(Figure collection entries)
+---+
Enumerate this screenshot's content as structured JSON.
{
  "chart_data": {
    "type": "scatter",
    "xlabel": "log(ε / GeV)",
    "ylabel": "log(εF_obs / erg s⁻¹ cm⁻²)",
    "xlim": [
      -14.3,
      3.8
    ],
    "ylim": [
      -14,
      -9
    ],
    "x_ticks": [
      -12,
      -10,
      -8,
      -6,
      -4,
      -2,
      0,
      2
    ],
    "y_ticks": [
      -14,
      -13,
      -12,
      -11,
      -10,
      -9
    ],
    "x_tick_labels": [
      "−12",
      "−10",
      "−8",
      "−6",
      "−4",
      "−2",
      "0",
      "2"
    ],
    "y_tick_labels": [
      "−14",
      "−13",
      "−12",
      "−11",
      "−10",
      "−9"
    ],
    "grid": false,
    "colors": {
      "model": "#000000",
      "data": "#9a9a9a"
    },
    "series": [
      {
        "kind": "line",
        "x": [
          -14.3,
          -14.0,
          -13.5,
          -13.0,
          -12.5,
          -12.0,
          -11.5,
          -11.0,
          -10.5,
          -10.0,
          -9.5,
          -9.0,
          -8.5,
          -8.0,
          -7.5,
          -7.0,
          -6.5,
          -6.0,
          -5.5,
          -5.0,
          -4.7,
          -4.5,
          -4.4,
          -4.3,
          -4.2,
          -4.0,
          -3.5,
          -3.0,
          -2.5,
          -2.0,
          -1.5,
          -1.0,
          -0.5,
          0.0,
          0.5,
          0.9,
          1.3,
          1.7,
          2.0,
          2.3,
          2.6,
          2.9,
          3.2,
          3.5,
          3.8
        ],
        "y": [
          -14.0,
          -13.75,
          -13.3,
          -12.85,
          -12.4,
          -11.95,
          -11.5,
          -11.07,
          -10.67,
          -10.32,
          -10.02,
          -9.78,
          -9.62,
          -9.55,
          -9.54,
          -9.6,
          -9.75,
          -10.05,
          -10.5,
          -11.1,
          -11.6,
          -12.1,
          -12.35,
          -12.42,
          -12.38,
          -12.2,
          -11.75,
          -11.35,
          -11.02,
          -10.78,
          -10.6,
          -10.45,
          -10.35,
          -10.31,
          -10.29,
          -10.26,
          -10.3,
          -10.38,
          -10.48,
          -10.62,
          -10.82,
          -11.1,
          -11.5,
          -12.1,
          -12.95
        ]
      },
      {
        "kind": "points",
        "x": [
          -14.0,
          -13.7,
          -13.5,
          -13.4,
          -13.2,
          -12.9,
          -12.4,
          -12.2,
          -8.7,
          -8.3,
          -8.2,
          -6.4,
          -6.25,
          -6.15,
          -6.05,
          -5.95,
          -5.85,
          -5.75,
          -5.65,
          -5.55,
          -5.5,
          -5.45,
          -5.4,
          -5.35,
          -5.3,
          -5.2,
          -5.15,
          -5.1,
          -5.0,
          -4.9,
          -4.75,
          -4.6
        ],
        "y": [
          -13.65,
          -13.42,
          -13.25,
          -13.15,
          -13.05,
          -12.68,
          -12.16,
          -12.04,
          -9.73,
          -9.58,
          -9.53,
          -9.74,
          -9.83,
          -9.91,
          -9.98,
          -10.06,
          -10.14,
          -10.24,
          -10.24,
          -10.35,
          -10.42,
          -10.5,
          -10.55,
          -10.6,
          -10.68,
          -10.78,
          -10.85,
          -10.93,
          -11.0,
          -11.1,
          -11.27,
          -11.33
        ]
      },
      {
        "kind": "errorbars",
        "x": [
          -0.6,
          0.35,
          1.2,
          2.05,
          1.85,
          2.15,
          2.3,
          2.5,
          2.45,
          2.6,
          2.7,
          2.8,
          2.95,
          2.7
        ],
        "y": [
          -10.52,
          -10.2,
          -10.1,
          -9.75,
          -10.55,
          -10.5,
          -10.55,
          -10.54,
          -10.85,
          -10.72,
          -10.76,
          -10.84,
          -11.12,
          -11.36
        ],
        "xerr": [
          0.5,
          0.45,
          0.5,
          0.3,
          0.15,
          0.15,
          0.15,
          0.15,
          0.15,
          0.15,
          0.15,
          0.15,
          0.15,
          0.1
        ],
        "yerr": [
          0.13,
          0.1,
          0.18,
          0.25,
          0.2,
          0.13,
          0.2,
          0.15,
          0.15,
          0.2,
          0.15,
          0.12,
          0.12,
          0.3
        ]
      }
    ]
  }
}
+---+
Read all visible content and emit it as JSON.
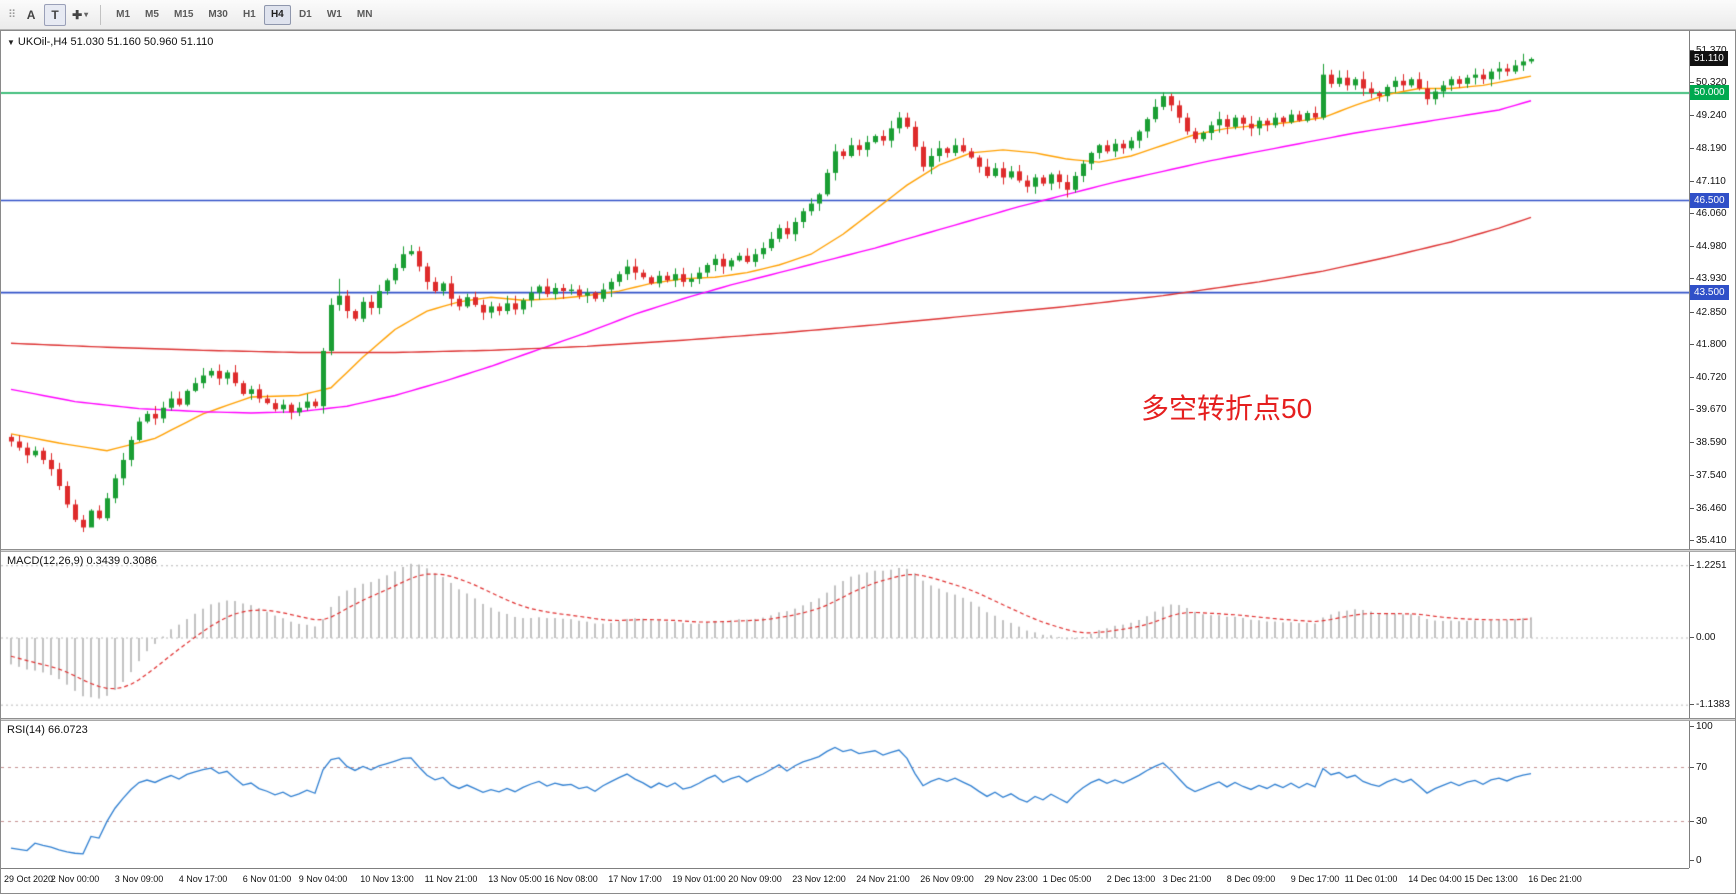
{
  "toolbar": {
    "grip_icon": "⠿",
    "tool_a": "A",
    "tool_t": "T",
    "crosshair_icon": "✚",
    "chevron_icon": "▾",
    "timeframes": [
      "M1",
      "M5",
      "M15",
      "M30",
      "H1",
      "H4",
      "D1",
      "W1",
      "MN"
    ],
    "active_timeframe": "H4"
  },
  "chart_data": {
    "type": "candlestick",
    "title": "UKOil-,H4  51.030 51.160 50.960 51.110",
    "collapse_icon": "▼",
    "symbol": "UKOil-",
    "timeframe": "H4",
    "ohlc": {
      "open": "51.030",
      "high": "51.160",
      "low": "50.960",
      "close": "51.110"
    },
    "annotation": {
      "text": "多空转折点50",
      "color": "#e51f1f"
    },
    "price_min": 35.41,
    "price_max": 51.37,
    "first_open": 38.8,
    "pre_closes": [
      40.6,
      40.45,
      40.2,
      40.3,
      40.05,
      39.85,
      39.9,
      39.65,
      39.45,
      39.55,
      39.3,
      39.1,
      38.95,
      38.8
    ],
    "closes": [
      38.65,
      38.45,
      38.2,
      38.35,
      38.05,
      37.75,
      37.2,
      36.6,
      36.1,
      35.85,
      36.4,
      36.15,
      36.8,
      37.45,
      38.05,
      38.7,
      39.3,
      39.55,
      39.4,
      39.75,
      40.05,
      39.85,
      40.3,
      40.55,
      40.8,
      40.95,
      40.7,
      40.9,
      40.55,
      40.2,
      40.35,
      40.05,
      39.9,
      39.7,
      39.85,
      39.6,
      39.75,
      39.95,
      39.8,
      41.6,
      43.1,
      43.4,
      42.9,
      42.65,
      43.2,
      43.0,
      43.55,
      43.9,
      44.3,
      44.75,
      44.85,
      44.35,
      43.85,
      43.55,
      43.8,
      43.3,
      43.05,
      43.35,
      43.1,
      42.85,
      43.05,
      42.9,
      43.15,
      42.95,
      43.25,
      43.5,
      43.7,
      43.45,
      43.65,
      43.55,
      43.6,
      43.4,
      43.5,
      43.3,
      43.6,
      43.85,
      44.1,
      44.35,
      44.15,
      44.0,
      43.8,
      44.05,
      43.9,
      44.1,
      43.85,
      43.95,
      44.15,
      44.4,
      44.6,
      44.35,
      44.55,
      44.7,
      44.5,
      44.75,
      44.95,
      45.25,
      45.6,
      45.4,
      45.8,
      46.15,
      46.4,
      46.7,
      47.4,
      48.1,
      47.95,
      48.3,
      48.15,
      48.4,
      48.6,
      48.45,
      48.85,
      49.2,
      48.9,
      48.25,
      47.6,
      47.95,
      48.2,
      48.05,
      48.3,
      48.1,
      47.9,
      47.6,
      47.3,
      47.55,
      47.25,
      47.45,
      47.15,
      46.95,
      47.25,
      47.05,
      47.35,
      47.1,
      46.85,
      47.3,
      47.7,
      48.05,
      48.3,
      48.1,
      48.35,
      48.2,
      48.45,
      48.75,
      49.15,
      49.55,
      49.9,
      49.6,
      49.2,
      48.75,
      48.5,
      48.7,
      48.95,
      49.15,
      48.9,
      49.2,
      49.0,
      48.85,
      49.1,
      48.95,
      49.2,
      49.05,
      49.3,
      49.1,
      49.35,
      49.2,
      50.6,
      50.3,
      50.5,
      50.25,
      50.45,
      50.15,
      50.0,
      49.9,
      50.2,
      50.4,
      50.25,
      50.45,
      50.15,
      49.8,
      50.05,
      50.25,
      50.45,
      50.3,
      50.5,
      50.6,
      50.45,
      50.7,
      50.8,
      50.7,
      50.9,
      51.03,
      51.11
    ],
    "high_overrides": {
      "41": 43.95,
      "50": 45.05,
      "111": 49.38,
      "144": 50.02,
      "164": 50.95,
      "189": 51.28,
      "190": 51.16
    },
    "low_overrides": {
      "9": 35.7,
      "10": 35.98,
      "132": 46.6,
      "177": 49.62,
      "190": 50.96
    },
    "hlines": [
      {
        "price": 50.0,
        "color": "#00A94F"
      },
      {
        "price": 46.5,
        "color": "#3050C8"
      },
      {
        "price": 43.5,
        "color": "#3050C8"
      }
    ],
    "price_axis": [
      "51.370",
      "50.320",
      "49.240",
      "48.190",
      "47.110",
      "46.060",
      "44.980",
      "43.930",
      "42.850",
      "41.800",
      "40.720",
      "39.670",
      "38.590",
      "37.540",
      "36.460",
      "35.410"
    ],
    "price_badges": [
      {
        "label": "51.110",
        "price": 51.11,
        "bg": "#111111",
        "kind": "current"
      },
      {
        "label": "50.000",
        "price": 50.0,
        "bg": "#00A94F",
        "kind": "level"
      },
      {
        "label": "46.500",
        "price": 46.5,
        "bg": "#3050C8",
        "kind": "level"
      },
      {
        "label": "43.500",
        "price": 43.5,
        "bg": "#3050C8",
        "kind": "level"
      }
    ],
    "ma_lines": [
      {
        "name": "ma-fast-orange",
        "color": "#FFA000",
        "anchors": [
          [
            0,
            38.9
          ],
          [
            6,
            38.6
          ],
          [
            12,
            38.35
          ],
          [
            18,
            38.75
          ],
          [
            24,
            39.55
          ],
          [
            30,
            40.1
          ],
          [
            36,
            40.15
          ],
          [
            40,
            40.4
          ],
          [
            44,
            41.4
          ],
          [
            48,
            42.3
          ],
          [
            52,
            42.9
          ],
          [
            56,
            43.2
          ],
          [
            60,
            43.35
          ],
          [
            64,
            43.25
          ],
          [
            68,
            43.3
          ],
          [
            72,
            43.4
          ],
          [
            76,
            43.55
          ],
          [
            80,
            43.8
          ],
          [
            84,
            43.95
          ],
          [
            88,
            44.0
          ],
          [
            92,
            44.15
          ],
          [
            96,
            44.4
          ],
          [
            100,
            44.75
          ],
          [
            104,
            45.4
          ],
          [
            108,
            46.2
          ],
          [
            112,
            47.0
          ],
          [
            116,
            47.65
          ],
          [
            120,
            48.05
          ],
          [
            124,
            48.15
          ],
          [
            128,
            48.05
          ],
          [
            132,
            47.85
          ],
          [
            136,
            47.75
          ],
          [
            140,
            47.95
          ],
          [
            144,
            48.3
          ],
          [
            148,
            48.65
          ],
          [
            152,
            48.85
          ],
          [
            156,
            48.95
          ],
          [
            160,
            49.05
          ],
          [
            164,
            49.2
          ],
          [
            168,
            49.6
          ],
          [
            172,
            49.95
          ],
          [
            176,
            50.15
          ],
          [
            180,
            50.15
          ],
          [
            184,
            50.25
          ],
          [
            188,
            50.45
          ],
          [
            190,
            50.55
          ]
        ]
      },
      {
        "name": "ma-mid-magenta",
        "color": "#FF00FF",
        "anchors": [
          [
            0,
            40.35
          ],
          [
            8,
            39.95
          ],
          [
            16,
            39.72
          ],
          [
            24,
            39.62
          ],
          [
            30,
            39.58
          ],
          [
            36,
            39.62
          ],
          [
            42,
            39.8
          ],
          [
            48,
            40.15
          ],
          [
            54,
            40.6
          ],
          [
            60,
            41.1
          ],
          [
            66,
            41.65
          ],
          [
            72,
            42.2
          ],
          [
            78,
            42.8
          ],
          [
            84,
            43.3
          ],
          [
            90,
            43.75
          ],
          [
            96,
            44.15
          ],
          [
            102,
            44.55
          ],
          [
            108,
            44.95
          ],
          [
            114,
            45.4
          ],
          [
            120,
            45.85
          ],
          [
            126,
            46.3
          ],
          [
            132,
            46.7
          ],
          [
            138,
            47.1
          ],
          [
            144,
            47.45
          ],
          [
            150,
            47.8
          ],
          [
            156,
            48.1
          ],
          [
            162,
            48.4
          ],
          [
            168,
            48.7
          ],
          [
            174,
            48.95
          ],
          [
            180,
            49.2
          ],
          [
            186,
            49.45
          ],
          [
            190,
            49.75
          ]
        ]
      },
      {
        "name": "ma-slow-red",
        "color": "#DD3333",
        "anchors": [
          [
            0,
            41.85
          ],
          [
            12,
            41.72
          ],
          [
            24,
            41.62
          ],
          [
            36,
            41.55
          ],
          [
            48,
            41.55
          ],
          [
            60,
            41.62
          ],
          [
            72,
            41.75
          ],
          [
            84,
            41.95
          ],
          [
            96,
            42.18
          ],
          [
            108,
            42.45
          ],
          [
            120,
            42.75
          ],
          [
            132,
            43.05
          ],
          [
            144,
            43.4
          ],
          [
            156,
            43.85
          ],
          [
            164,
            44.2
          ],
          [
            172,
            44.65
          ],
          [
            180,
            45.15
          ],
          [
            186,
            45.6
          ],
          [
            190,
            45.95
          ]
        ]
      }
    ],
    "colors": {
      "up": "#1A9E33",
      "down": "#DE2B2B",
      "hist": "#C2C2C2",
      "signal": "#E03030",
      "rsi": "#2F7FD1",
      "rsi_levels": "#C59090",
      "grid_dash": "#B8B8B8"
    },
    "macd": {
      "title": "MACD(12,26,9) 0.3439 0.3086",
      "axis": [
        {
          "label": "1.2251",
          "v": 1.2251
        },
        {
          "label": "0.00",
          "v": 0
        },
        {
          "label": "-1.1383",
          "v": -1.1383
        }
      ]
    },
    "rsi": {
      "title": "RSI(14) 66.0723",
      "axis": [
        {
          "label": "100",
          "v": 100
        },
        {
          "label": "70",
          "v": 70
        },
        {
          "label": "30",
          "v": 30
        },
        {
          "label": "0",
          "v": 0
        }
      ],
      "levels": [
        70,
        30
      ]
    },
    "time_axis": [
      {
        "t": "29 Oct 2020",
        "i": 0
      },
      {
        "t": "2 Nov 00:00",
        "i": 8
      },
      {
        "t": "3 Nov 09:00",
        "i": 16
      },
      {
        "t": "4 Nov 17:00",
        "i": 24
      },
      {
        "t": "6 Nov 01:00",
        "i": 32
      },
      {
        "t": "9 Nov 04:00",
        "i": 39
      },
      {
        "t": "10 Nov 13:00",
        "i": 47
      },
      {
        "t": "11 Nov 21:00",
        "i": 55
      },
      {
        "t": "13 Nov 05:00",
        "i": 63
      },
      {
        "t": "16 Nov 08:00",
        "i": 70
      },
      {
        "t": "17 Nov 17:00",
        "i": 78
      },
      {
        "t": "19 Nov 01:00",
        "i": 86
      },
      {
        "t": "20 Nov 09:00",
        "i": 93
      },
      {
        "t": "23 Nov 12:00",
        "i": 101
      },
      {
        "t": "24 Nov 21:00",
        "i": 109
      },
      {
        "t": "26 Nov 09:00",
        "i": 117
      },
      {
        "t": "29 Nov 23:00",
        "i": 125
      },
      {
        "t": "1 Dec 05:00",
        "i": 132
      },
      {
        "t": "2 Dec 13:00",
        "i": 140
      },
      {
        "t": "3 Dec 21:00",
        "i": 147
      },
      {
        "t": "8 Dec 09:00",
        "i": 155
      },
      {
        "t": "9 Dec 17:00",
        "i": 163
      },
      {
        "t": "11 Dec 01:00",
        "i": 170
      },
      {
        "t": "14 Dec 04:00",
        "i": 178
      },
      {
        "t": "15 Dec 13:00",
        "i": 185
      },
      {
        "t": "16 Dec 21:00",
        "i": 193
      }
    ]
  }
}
+---+
**Problem details:**
Using the listing above, pull out all lines that hold the word "UKOil".

**Solution to the exercise:**
    "title": "UKOil-,H4  51.030 51.160 50.960 51.110",
    "symbol": "UKOil-",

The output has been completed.